DATA TO PROCESS
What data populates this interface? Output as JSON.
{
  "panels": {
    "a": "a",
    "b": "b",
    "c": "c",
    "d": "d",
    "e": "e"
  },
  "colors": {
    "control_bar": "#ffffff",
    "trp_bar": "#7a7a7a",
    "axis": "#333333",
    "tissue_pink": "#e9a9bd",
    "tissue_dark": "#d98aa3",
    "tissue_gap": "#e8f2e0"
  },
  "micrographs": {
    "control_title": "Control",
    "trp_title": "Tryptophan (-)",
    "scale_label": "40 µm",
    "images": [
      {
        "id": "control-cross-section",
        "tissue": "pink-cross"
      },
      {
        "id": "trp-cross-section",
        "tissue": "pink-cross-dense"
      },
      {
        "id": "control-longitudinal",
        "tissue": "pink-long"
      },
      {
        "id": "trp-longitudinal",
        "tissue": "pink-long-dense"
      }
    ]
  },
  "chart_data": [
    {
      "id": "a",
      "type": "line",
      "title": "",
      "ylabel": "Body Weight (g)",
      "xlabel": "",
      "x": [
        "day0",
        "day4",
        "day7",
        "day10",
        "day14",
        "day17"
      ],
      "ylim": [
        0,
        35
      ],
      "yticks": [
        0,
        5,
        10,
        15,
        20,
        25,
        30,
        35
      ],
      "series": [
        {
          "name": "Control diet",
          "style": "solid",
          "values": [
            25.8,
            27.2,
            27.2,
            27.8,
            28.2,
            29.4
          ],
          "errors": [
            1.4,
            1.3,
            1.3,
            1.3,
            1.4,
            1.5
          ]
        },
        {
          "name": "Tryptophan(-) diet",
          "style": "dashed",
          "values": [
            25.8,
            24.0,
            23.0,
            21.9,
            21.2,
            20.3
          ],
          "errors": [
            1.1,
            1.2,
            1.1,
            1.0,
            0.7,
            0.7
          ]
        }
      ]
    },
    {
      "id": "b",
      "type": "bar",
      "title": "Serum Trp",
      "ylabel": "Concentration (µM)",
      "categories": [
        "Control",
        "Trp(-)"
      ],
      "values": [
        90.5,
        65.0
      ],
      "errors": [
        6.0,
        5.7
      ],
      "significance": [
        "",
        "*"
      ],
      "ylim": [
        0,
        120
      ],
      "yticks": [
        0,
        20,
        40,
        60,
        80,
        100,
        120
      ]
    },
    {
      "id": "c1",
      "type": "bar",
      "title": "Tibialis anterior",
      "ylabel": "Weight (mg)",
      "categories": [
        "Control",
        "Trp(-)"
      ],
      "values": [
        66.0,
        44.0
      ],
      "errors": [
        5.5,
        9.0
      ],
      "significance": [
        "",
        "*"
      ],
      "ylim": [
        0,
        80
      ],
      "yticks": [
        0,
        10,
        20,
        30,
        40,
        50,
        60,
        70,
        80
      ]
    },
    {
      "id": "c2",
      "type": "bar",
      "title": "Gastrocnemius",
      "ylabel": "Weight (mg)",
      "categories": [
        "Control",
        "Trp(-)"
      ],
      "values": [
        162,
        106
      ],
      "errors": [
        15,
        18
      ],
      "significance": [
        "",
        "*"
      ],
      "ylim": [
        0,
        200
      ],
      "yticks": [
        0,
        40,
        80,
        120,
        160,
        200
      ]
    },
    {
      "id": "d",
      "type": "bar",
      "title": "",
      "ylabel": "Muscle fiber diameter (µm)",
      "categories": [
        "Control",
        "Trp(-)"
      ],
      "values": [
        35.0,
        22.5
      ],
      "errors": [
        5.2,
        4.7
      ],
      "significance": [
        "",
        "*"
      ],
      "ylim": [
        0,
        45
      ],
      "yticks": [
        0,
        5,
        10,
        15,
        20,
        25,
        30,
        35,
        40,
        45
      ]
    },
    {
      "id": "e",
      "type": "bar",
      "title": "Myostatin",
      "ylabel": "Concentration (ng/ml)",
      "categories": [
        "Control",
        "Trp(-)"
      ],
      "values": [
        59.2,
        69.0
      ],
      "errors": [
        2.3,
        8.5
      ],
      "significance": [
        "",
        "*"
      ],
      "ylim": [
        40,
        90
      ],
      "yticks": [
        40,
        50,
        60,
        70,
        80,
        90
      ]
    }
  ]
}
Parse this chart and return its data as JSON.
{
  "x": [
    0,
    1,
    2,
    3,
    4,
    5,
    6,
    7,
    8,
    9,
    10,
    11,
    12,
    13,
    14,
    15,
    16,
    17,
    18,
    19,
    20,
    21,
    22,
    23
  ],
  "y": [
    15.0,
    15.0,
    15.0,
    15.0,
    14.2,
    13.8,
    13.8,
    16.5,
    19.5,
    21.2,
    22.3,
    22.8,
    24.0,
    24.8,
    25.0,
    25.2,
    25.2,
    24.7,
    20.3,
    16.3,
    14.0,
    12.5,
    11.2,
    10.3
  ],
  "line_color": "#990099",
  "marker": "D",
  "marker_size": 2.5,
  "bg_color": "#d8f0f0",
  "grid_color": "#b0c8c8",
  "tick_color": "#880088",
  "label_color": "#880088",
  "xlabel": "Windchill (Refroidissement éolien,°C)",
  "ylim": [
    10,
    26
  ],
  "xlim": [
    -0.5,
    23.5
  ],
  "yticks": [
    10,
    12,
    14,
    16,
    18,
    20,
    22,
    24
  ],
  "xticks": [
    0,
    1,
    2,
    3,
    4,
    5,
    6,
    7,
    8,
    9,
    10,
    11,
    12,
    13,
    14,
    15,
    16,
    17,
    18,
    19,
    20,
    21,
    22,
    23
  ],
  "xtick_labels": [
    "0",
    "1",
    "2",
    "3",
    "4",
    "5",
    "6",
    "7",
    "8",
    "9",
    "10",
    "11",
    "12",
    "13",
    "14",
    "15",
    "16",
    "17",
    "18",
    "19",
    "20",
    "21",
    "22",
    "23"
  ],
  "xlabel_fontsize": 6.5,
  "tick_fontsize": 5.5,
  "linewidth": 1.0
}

GOAL OF THE EXERCISE
From the listing above, extract every line exactly as it stands.

SOLUTION TO THIS TASK
What data populates this interface? Output as JSON.
{
  "panels": {
    "a": "a",
    "b": "b",
    "c": "c",
    "d": "d",
    "e": "e"
  },
  "colors": {
    "control_bar": "#ffffff",
    "trp_bar": "#7a7a7a",
    "axis": "#333333",
    "tissue_pink": "#e9a9bd",
    "tissue_dark": "#d98aa3",
    "tissue_gap": "#e8f2e0"
  },
  "micrographs": {
    "control_title": "Control",
    "trp_title": "Tryptophan (-)",
    "scale_label": "40 µm",
    "images": [
      {
        "id": "control-cross-section",
        "tissue": "pink-cross"
      },
      {
        "id": "trp-cross-section",
        "tissue": "pink-cross-dense"
      },
      {
        "id": "control-longitudinal",
        "tissue": "pink-long"
      },
      {
        "id": "trp-longitudinal",
        "tissue": "pink-long-dense"
      }
    ]
  },
  "chart_data": [
    {
      "id": "a",
      "type": "line",
      "title": "",
      "ylabel": "Body Weight (g)",
      "xlabel": "",
      "x": [
        "day0",
        "day4",
        "day7",
        "day10",
        "day14",
        "day17"
      ],
      "ylim": [
        0,
        35
      ],
      "yticks": [
        0,
        5,
        10,
        15,
        20,
        25,
        30,
        35
      ],
      "series": [
        {
          "name": "Control diet",
          "style": "solid",
          "values": [
            25.8,
            27.2,
            27.2,
            27.8,
            28.2,
            29.4
          ],
          "errors": [
            1.4,
            1.3,
            1.3,
            1.3,
            1.4,
            1.5
          ]
        },
        {
          "name": "Tryptophan(-) diet",
          "style": "dashed",
          "values": [
            25.8,
            24.0,
            23.0,
            21.9,
            21.2,
            20.3
          ],
          "errors": [
            1.1,
            1.2,
            1.1,
            1.0,
            0.7,
            0.7
          ]
        }
      ]
    },
    {
      "id": "b",
      "type": "bar",
      "title": "Serum Trp",
      "ylabel": "Concentration (µM)",
      "categories": [
        "Control",
        "Trp(-)"
      ],
      "values": [
        90.5,
        65.0
      ],
      "errors": [
        6.0,
        5.7
      ],
      "significance": [
        "",
        "*"
      ],
      "ylim": [
        0,
        120
      ],
      "yticks": [
        0,
        20,
        40,
        60,
        80,
        100,
        120
      ]
    },
    {
      "id": "c1",
      "type": "bar",
      "title": "Tibialis anterior",
      "ylabel": "Weight (mg)",
      "categories": [
        "Control",
        "Trp(-)"
      ],
      "values": [
        66.0,
        44.0
      ],
      "errors": [
        5.5,
        9.0
      ],
      "significance": [
        "",
        "*"
      ],
      "ylim": [
        0,
        80
      ],
      "yticks": [
        0,
        10,
        20,
        30,
        40,
        50,
        60,
        70,
        80
      ]
    },
    {
      "id": "c2",
      "type": "bar",
      "title": "Gastrocnemius",
      "ylabel": "Weight (mg)",
      "categories": [
        "Control",
        "Trp(-)"
      ],
      "values": [
        162,
        106
      ],
      "errors": [
        15,
        18
      ],
      "significance": [
        "",
        "*"
      ],
      "ylim": [
        0,
        200
      ],
      "yticks": [
        0,
        40,
        80,
        120,
        160,
        200
      ]
    },
    {
      "id": "d",
      "type": "bar",
      "title": "",
      "ylabel": "Muscle fiber diameter (µm)",
      "categories": [
        "Control",
        "Trp(-)"
      ],
      "values": [
        35.0,
        22.5
      ],
      "errors": [
        5.2,
        4.7
      ],
      "significance": [
        "",
        "*"
      ],
      "ylim": [
        0,
        45
      ],
      "yticks": [
        0,
        5,
        10,
        15,
        20,
        25,
        30,
        35,
        40,
        45
      ]
    },
    {
      "id": "e",
      "type": "bar",
      "title": "Myostatin",
      "ylabel": "Concentration (ng/ml)",
      "categories": [
        "Control",
        "Trp(-)"
      ],
      "values": [
        59.2,
        69.0
      ],
      "errors": [
        2.3,
        8.5
      ],
      "significance": [
        "",
        "*"
      ],
      "ylim": [
        40,
        90
      ],
      "yticks": [
        40,
        50,
        60,
        70,
        80,
        90
      ]
    }
  ]
}
Parse this chart and return its data as JSON.
{
  "x": [
    0,
    1,
    2,
    3,
    4,
    5,
    6,
    7,
    8,
    9,
    10,
    11,
    12,
    13,
    14,
    15,
    16,
    17,
    18,
    19,
    20,
    21,
    22,
    23
  ],
  "y": [
    15.0,
    15.0,
    15.0,
    15.0,
    14.2,
    13.8,
    13.8,
    16.5,
    19.5,
    21.2,
    22.3,
    22.8,
    24.0,
    24.8,
    25.0,
    25.2,
    25.2,
    24.7,
    20.3,
    16.3,
    14.0,
    12.5,
    11.2,
    10.3
  ],
  "line_color": "#990099",
  "marker": "D",
  "marker_size": 2.5,
  "bg_color": "#d8f0f0",
  "grid_color": "#b0c8c8",
  "tick_color": "#880088",
  "label_color": "#880088",
  "xlabel": "Windchill (Refroidissement éolien,°C)",
  "ylim": [
    10,
    26
  ],
  "xlim": [
    -0.5,
    23.5
  ],
  "yticks": [
    10,
    12,
    14,
    16,
    18,
    20,
    22,
    24
  ],
  "xticks": [
    0,
    1,
    2,
    3,
    4,
    5,
    6,
    7,
    8,
    9,
    10,
    11,
    12,
    13,
    14,
    15,
    16,
    17,
    18,
    19,
    20,
    21,
    22,
    23
  ],
  "xtick_labels": [
    "0",
    "1",
    "2",
    "3",
    "4",
    "5",
    "6",
    "7",
    "8",
    "9",
    "10",
    "11",
    "12",
    "13",
    "14",
    "15",
    "16",
    "17",
    "18",
    "19",
    "20",
    "21",
    "22",
    "23"
  ],
  "xlabel_fontsize": 6.5,
  "tick_fontsize": 5.5,
  "linewidth": 1.0
}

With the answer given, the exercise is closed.